_What the task requires_
Copy each line below that includes "this".
------------------------------
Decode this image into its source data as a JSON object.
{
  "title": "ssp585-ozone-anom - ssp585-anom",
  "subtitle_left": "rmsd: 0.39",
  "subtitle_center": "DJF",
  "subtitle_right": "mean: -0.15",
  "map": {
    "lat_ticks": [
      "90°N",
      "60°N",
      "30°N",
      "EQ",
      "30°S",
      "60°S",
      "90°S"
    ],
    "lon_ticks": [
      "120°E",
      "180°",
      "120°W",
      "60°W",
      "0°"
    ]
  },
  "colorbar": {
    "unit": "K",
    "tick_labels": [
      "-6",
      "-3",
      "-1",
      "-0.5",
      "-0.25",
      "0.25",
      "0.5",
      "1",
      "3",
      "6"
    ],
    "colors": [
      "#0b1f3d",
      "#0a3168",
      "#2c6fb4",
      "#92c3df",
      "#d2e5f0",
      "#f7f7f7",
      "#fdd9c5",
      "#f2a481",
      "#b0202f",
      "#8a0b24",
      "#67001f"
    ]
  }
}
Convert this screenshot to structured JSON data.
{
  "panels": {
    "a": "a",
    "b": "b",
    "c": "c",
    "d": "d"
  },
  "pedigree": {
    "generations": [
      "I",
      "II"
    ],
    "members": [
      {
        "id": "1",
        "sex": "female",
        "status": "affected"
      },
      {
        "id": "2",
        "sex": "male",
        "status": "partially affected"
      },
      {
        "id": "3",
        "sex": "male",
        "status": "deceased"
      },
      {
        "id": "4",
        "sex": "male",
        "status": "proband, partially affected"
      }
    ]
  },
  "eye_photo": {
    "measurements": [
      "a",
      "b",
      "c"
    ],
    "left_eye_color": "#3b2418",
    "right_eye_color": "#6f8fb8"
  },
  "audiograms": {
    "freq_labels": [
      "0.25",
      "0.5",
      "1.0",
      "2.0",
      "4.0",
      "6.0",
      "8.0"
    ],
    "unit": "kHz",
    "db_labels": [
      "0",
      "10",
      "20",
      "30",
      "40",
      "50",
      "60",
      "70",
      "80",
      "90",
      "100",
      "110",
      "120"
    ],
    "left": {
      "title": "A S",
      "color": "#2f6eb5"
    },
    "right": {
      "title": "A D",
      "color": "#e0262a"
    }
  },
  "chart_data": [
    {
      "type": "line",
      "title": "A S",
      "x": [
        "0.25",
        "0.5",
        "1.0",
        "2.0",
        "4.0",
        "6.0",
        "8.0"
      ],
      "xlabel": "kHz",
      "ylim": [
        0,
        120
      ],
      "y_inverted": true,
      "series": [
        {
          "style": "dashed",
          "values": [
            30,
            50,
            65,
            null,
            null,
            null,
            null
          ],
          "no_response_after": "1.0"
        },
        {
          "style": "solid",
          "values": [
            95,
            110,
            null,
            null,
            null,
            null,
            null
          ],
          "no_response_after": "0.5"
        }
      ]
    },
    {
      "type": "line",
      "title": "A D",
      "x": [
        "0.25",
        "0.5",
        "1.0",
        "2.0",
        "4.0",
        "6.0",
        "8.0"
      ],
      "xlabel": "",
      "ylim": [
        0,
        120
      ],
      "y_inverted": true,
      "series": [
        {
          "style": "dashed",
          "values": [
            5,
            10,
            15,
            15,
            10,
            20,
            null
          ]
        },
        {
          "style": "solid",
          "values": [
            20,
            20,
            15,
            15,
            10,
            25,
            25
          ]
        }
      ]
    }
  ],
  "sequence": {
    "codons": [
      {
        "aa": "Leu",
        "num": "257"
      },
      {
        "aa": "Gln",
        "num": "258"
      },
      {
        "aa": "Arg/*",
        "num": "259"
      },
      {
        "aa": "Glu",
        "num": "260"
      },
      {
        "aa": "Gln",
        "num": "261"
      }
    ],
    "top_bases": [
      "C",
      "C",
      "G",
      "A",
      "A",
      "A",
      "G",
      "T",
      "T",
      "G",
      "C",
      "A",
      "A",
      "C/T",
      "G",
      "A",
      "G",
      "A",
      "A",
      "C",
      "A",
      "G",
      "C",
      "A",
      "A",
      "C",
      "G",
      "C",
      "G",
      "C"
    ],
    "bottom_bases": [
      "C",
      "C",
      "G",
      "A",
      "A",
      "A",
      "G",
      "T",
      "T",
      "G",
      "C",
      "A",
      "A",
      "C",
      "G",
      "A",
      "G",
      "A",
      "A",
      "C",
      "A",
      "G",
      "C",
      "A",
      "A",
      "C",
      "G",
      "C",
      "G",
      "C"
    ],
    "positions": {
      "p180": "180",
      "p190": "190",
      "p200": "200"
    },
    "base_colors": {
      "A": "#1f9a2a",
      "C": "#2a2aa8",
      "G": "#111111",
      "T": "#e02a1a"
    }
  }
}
------------------------------
_Reply_
Decode this image into its source data as a JSON object.
Convert this screenshot to structured JSON data.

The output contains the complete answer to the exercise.